=== DATA PROVIDED ===

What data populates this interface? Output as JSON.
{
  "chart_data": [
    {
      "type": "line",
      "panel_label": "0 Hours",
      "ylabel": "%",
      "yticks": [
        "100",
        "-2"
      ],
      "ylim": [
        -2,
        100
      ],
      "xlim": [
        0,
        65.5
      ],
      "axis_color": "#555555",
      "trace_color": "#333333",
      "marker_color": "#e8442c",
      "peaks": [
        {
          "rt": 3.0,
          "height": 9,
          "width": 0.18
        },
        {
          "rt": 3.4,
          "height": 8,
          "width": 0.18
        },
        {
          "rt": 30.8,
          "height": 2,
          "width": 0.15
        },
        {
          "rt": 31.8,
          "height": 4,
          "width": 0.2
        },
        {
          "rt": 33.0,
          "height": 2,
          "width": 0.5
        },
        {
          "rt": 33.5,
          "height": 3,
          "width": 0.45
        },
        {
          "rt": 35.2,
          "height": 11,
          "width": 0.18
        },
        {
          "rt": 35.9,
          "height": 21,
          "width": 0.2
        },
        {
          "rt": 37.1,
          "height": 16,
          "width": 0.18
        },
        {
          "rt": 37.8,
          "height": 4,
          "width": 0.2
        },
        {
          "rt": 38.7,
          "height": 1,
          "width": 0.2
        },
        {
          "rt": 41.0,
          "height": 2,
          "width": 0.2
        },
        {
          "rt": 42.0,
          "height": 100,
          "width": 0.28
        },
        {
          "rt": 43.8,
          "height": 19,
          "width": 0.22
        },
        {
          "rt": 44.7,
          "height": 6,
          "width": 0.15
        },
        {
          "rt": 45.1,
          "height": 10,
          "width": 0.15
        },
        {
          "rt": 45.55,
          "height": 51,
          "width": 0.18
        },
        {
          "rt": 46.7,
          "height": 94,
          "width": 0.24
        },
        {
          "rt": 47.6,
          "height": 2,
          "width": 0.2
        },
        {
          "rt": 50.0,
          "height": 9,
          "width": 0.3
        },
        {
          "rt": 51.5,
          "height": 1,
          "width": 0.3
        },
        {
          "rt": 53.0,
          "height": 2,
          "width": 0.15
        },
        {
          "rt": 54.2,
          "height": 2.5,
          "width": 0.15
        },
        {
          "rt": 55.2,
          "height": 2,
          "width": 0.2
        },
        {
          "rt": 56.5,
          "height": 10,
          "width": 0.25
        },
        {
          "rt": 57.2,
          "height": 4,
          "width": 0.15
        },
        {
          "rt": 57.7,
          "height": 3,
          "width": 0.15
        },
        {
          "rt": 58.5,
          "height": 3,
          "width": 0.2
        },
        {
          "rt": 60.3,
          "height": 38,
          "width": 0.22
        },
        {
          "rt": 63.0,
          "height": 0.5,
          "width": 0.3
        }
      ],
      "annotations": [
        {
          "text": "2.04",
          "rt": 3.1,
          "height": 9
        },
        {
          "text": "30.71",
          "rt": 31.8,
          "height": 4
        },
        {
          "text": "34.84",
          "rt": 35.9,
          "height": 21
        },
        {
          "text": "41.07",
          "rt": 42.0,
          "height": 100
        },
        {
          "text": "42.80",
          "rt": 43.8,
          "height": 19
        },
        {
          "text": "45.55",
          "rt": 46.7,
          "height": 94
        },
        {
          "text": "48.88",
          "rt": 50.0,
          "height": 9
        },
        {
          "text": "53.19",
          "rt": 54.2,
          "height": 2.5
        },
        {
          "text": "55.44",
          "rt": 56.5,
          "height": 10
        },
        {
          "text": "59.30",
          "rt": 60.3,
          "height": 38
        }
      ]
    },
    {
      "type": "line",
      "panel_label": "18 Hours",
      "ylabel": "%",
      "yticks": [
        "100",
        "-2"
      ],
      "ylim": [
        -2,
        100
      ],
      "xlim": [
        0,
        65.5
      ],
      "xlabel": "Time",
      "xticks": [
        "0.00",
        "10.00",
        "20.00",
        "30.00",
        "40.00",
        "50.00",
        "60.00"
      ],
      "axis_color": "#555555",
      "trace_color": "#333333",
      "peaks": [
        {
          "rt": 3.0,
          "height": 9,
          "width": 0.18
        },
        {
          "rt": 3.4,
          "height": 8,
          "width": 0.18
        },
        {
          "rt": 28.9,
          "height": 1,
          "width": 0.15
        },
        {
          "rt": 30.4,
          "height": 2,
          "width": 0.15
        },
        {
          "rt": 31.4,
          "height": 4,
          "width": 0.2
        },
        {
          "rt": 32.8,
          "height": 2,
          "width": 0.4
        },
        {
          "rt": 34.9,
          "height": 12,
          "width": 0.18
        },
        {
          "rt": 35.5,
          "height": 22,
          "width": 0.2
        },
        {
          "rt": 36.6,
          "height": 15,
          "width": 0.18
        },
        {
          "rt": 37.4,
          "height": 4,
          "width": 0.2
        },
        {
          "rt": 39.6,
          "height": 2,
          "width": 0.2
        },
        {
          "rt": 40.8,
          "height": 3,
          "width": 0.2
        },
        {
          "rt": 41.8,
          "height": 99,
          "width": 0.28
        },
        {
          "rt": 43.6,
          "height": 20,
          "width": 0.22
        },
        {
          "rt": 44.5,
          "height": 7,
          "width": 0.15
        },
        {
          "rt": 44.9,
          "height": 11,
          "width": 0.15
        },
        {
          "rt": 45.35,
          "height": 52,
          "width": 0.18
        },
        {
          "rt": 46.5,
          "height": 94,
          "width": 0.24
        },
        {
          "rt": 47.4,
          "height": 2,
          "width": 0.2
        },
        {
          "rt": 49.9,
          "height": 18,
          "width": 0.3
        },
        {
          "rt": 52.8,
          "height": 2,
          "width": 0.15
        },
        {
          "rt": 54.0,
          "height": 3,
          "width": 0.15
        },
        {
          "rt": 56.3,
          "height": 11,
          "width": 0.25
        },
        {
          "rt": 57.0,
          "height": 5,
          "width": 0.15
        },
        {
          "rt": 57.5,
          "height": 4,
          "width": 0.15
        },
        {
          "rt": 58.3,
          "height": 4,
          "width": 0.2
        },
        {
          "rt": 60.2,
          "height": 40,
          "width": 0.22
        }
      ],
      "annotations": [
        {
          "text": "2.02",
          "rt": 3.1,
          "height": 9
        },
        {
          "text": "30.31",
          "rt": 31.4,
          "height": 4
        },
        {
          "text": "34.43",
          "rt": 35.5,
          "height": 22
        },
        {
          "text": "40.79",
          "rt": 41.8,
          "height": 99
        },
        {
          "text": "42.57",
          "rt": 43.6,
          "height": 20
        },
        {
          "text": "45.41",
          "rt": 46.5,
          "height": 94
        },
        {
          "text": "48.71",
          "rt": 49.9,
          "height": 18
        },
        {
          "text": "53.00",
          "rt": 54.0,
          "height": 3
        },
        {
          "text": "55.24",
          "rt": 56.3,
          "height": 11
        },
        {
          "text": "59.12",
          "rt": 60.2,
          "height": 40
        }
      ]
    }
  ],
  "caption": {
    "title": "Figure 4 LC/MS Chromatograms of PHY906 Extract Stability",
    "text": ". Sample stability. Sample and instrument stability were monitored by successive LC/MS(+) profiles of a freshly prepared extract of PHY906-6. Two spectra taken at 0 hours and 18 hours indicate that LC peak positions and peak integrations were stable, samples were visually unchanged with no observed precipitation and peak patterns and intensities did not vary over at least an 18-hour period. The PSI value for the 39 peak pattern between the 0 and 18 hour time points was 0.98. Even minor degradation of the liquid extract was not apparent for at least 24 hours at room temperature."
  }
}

===

**EXERCISE DETAILS**
Repeat the records above exactly as they appear.

**RESULT OF THIS TASK**
What data populates this interface? Output as JSON.
{
  "chart_data": [
    {
      "type": "line",
      "panel_label": "0 Hours",
      "ylabel": "%",
      "yticks": [
        "100",
        "-2"
      ],
      "ylim": [
        -2,
        100
      ],
      "xlim": [
        0,
        65.5
      ],
      "axis_color": "#555555",
      "trace_color": "#333333",
      "marker_color": "#e8442c",
      "peaks": [
        {
          "rt": 3.0,
          "height": 9,
          "width": 0.18
        },
        {
          "rt": 3.4,
          "height": 8,
          "width": 0.18
        },
        {
          "rt": 30.8,
          "height": 2,
          "width": 0.15
        },
        {
          "rt": 31.8,
          "height": 4,
          "width": 0.2
        },
        {
          "rt": 33.0,
          "height": 2,
          "width": 0.5
        },
        {
          "rt": 33.5,
          "height": 3,
          "width": 0.45
        },
        {
          "rt": 35.2,
          "height": 11,
          "width": 0.18
        },
        {
          "rt": 35.9,
          "height": 21,
          "width": 0.2
        },
        {
          "rt": 37.1,
          "height": 16,
          "width": 0.18
        },
        {
          "rt": 37.8,
          "height": 4,
          "width": 0.2
        },
        {
          "rt": 38.7,
          "height": 1,
          "width": 0.2
        },
        {
          "rt": 41.0,
          "height": 2,
          "width": 0.2
        },
        {
          "rt": 42.0,
          "height": 100,
          "width": 0.28
        },
        {
          "rt": 43.8,
          "height": 19,
          "width": 0.22
        },
        {
          "rt": 44.7,
          "height": 6,
          "width": 0.15
        },
        {
          "rt": 45.1,
          "height": 10,
          "width": 0.15
        },
        {
          "rt": 45.55,
          "height": 51,
          "width": 0.18
        },
        {
          "rt": 46.7,
          "height": 94,
          "width": 0.24
        },
        {
          "rt": 47.6,
          "height": 2,
          "width": 0.2
        },
        {
          "rt": 50.0,
          "height": 9,
          "width": 0.3
        },
        {
          "rt": 51.5,
          "height": 1,
          "width": 0.3
        },
        {
          "rt": 53.0,
          "height": 2,
          "width": 0.15
        },
        {
          "rt": 54.2,
          "height": 2.5,
          "width": 0.15
        },
        {
          "rt": 55.2,
          "height": 2,
          "width": 0.2
        },
        {
          "rt": 56.5,
          "height": 10,
          "width": 0.25
        },
        {
          "rt": 57.2,
          "height": 4,
          "width": 0.15
        },
        {
          "rt": 57.7,
          "height": 3,
          "width": 0.15
        },
        {
          "rt": 58.5,
          "height": 3,
          "width": 0.2
        },
        {
          "rt": 60.3,
          "height": 38,
          "width": 0.22
        },
        {
          "rt": 63.0,
          "height": 0.5,
          "width": 0.3
        }
      ],
      "annotations": [
        {
          "text": "2.04",
          "rt": 3.1,
          "height": 9
        },
        {
          "text": "30.71",
          "rt": 31.8,
          "height": 4
        },
        {
          "text": "34.84",
          "rt": 35.9,
          "height": 21
        },
        {
          "text": "41.07",
          "rt": 42.0,
          "height": 100
        },
        {
          "text": "42.80",
          "rt": 43.8,
          "height": 19
        },
        {
          "text": "45.55",
          "rt": 46.7,
          "height": 94
        },
        {
          "text": "48.88",
          "rt": 50.0,
          "height": 9
        },
        {
          "text": "53.19",
          "rt": 54.2,
          "height": 2.5
        },
        {
          "text": "55.44",
          "rt": 56.5,
          "height": 10
        },
        {
          "text": "59.30",
          "rt": 60.3,
          "height": 38
        }
      ]
    },
    {
      "type": "line",
      "panel_label": "18 Hours",
      "ylabel": "%",
      "yticks": [
        "100",
        "-2"
      ],
      "ylim": [
        -2,
        100
      ],
      "xlim": [
        0,
        65.5
      ],
      "xlabel": "Time",
      "xticks": [
        "0.00",
        "10.00",
        "20.00",
        "30.00",
        "40.00",
        "50.00",
        "60.00"
      ],
      "axis_color": "#555555",
      "trace_color": "#333333",
      "peaks": [
        {
          "rt": 3.0,
          "height": 9,
          "width": 0.18
        },
        {
          "rt": 3.4,
          "height": 8,
          "width": 0.18
        },
        {
          "rt": 28.9,
          "height": 1,
          "width": 0.15
        },
        {
          "rt": 30.4,
          "height": 2,
          "width": 0.15
        },
        {
          "rt": 31.4,
          "height": 4,
          "width": 0.2
        },
        {
          "rt": 32.8,
          "height": 2,
          "width": 0.4
        },
        {
          "rt": 34.9,
          "height": 12,
          "width": 0.18
        },
        {
          "rt": 35.5,
          "height": 22,
          "width": 0.2
        },
        {
          "rt": 36.6,
          "height": 15,
          "width": 0.18
        },
        {
          "rt": 37.4,
          "height": 4,
          "width": 0.2
        },
        {
          "rt": 39.6,
          "height": 2,
          "width": 0.2
        },
        {
          "rt": 40.8,
          "height": 3,
          "width": 0.2
        },
        {
          "rt": 41.8,
          "height": 99,
          "width": 0.28
        },
        {
          "rt": 43.6,
          "height": 20,
          "width": 0.22
        },
        {
          "rt": 44.5,
          "height": 7,
          "width": 0.15
        },
        {
          "rt": 44.9,
          "height": 11,
          "width": 0.15
        },
        {
          "rt": 45.35,
          "height": 52,
          "width": 0.18
        },
        {
          "rt": 46.5,
          "height": 94,
          "width": 0.24
        },
        {
          "rt": 47.4,
          "height": 2,
          "width": 0.2
        },
        {
          "rt": 49.9,
          "height": 18,
          "width": 0.3
        },
        {
          "rt": 52.8,
          "height": 2,
          "width": 0.15
        },
        {
          "rt": 54.0,
          "height": 3,
          "width": 0.15
        },
        {
          "rt": 56.3,
          "height": 11,
          "width": 0.25
        },
        {
          "rt": 57.0,
          "height": 5,
          "width": 0.15
        },
        {
          "rt": 57.5,
          "height": 4,
          "width": 0.15
        },
        {
          "rt": 58.3,
          "height": 4,
          "width": 0.2
        },
        {
          "rt": 60.2,
          "height": 40,
          "width": 0.22
        }
      ],
      "annotations": [
        {
          "text": "2.02",
          "rt": 3.1,
          "height": 9
        },
        {
          "text": "30.31",
          "rt": 31.4,
          "height": 4
        },
        {
          "text": "34.43",
          "rt": 35.5,
          "height": 22
        },
        {
          "text": "40.79",
          "rt": 41.8,
          "height": 99
        },
        {
          "text": "42.57",
          "rt": 43.6,
          "height": 20
        },
        {
          "text": "45.41",
          "rt": 46.5,
          "height": 94
        },
        {
          "text": "48.71",
          "rt": 49.9,
          "height": 18
        },
        {
          "text": "53.00",
          "rt": 54.0,
          "height": 3
        },
        {
          "text": "55.24",
          "rt": 56.3,
          "height": 11
        },
        {
          "text": "59.12",
          "rt": 60.2,
          "height": 40
        }
      ]
    }
  ],
  "caption": {
    "title": "Figure 4 LC/MS Chromatograms of PHY906 Extract Stability",
    "text": ". Sample stability. Sample and instrument stability were monitored by successive LC/MS(+) profiles of a freshly prepared extract of PHY906-6. Two spectra taken at 0 hours and 18 hours indicate that LC peak positions and peak integrations were stable, samples were visually unchanged with no observed precipitation and peak patterns and intensities did not vary over at least an 18-hour period. The PSI value for the 39 peak pattern between the 0 and 18 hour time points was 0.98. Even minor degradation of the liquid extract was not apparent for at least 24 hours at room temperature."
  }
}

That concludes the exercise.